Reproduce each line that includes the word "template".

● Given data
★ ★ ★ ★

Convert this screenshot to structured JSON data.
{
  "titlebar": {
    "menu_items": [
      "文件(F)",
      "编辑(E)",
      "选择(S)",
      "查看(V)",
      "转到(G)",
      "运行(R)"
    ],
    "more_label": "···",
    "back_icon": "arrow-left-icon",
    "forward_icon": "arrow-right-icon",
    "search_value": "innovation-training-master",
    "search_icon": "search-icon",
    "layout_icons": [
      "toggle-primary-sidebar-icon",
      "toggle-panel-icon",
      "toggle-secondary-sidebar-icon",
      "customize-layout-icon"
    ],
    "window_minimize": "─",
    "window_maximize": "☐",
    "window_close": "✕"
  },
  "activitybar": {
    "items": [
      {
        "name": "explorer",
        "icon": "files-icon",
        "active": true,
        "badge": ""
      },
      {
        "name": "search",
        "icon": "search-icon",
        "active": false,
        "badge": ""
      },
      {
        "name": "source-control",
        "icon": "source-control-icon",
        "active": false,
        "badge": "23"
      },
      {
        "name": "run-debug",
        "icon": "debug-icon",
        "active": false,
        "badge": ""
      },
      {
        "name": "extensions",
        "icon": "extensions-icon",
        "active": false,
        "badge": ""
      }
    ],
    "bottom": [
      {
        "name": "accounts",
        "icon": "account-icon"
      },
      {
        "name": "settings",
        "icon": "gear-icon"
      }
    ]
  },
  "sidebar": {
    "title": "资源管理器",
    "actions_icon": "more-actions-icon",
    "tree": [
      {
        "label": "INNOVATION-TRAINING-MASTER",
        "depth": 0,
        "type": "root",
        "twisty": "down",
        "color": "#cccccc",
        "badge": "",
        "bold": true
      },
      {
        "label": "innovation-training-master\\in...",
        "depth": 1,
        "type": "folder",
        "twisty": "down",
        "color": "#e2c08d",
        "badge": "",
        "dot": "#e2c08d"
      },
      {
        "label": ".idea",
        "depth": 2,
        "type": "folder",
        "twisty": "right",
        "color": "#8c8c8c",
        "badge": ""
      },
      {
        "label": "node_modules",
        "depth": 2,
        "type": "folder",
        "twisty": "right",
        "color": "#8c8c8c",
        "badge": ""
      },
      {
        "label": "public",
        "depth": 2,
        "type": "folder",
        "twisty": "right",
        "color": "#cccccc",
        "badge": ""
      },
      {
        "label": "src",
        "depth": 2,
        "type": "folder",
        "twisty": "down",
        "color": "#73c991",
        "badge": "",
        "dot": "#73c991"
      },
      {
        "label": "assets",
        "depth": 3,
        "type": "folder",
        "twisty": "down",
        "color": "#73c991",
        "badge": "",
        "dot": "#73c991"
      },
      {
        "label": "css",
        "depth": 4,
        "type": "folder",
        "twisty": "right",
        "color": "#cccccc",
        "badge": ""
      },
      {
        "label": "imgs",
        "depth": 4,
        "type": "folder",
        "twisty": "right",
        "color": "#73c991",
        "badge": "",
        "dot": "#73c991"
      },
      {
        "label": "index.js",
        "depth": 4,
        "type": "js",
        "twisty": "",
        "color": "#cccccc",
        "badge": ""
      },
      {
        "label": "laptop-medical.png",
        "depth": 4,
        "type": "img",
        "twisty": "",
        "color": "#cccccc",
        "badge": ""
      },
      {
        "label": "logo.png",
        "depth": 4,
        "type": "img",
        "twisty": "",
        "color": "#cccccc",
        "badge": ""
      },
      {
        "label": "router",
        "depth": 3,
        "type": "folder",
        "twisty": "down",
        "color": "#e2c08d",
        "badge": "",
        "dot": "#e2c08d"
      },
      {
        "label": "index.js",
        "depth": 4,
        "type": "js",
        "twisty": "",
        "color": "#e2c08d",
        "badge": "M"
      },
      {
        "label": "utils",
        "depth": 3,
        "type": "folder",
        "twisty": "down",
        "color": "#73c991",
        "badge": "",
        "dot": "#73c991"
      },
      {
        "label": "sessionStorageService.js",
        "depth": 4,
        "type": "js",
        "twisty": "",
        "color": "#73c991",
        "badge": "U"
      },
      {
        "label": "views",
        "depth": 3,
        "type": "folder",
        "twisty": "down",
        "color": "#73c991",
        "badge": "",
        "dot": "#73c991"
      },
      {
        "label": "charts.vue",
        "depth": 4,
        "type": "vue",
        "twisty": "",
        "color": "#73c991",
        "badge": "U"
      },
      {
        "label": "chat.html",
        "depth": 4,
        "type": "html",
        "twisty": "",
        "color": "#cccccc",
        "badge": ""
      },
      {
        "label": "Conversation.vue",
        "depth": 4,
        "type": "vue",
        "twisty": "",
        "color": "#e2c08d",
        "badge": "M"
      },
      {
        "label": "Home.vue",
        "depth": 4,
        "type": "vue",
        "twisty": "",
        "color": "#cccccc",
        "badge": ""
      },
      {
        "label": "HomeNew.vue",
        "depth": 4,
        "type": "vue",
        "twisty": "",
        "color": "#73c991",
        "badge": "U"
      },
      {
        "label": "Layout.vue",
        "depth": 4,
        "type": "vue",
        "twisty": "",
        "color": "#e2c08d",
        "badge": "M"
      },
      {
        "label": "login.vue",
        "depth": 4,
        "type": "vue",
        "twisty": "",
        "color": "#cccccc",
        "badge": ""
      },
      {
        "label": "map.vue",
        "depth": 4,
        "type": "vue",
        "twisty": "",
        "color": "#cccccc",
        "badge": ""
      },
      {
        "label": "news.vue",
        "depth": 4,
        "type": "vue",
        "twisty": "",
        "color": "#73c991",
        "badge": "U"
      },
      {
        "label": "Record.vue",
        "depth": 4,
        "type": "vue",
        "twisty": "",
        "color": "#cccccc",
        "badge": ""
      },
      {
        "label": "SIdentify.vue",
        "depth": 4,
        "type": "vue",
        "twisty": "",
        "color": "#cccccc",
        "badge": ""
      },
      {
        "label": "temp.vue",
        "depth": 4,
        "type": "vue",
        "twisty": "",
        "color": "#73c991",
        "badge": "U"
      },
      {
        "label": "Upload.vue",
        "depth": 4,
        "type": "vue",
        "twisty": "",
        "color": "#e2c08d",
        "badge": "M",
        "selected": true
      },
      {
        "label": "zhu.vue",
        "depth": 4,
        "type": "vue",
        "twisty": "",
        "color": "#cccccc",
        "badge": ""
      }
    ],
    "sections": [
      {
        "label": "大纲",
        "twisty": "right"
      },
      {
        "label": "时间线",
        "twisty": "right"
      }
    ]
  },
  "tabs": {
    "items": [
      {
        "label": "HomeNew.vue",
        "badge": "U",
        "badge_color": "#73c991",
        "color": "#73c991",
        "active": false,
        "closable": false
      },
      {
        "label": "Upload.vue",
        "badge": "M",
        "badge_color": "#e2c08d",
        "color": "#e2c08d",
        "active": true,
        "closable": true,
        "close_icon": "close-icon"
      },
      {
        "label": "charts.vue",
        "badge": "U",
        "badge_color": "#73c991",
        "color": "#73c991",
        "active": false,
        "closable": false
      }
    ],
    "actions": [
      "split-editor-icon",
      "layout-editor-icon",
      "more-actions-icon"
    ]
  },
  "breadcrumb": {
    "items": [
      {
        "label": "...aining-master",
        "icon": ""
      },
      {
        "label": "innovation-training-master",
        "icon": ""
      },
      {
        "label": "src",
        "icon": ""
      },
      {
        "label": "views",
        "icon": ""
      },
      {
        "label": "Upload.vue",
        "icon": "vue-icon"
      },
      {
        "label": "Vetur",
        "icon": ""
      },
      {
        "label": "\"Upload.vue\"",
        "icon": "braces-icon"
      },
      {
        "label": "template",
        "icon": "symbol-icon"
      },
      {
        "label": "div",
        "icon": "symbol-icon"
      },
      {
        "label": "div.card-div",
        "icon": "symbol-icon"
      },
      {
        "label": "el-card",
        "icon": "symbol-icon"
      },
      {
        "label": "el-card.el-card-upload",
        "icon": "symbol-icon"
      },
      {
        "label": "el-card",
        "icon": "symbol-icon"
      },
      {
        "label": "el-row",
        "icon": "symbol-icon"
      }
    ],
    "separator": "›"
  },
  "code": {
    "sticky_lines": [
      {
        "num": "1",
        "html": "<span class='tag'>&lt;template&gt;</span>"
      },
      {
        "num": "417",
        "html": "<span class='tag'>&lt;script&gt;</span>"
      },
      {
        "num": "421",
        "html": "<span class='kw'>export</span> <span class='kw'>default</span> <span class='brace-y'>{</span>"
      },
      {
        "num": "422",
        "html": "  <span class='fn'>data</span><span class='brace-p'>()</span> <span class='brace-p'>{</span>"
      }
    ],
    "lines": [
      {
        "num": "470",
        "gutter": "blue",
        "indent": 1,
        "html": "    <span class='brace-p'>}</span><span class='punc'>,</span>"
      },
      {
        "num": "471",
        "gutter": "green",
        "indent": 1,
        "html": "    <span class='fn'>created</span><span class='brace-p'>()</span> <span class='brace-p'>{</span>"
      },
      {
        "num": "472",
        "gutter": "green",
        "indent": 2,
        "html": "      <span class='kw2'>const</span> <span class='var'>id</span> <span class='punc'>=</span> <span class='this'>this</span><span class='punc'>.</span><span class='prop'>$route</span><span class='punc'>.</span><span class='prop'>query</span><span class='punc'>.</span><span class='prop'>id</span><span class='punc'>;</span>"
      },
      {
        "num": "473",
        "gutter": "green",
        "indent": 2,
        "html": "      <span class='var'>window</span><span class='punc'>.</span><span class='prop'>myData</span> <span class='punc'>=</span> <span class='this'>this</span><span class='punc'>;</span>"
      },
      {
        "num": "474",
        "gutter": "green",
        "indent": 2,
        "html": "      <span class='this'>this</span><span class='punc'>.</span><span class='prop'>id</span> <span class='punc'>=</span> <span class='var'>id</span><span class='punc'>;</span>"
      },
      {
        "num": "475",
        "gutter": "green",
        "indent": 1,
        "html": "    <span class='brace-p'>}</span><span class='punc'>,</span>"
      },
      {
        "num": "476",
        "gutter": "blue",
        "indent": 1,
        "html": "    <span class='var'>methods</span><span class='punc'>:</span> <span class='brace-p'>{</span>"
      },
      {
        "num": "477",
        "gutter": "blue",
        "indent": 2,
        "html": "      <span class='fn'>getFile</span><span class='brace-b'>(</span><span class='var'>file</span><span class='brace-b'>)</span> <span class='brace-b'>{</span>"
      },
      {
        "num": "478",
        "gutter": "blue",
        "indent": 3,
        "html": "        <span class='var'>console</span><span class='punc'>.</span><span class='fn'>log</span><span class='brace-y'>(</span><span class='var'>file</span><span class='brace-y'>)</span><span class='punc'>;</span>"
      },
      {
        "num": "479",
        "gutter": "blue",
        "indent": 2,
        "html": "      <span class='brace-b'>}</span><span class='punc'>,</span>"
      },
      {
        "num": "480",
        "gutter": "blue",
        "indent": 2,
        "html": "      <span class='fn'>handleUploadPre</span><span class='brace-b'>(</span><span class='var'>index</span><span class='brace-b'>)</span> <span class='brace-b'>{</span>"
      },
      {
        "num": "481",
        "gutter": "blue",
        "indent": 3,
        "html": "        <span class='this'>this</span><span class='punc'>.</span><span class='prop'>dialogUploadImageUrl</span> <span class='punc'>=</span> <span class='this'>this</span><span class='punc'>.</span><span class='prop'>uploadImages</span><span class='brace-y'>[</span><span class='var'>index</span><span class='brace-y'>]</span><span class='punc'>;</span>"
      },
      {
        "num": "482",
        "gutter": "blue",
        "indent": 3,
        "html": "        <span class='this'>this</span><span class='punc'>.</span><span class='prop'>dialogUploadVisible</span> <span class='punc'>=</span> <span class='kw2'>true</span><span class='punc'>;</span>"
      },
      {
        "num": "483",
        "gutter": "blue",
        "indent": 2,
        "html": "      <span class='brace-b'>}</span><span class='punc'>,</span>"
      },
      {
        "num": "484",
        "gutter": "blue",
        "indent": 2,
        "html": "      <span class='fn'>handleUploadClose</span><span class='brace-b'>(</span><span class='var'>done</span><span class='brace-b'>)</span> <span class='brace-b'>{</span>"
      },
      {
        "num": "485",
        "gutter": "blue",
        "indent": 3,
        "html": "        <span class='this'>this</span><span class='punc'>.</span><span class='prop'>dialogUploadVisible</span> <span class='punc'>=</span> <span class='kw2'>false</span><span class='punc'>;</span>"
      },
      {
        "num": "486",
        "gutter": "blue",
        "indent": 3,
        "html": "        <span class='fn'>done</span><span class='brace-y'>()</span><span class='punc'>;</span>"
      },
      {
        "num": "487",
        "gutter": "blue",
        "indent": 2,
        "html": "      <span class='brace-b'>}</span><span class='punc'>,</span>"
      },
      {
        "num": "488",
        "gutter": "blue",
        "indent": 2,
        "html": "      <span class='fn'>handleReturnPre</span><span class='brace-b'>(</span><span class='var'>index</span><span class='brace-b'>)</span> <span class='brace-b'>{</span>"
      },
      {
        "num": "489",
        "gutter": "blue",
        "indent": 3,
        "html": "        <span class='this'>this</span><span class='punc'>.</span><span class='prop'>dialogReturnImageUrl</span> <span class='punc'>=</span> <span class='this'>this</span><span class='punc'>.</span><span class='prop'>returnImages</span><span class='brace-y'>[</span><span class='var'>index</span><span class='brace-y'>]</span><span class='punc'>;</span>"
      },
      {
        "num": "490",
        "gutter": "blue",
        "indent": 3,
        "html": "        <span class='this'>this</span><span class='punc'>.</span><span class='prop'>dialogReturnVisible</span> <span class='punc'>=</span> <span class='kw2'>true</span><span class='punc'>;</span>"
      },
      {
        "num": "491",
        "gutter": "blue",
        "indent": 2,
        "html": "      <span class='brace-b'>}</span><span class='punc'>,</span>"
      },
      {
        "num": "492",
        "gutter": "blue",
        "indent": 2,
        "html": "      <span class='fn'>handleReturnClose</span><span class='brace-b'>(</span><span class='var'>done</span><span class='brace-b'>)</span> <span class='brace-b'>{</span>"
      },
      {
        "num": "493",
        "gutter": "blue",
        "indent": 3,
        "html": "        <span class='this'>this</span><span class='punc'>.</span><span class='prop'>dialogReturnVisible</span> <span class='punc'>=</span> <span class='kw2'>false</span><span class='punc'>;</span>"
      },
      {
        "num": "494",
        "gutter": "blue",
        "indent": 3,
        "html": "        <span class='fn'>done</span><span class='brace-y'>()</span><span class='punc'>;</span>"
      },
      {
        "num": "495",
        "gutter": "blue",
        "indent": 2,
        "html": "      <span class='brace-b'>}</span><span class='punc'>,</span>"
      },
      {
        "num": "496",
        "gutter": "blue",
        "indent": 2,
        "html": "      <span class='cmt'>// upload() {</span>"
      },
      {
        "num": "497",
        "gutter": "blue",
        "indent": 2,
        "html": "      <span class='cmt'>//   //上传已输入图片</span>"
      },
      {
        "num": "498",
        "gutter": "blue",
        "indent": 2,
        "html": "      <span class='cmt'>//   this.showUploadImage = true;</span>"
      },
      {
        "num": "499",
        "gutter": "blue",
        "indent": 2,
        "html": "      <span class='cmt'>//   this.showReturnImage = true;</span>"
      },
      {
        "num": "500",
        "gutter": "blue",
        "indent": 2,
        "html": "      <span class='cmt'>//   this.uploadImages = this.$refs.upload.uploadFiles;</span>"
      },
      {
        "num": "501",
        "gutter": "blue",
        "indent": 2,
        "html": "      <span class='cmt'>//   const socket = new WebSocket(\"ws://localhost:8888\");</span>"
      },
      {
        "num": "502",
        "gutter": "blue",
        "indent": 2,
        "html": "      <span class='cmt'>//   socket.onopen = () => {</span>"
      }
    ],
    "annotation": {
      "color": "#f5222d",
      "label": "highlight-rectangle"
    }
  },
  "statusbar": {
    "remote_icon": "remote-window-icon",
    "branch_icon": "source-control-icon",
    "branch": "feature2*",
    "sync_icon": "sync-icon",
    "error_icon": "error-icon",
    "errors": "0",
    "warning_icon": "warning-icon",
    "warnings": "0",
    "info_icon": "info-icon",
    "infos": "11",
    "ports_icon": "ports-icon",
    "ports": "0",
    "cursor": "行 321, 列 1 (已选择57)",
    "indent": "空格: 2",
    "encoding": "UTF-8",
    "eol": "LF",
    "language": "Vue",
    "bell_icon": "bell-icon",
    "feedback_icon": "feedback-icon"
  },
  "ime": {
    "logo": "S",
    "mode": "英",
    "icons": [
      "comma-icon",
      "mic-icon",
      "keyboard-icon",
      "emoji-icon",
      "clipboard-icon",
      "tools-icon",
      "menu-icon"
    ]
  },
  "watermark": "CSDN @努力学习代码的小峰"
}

★ ★ ★ ★

● Task solution
        "label": "template",
        "html": "<span class='tag'>&lt;template&gt;</span>"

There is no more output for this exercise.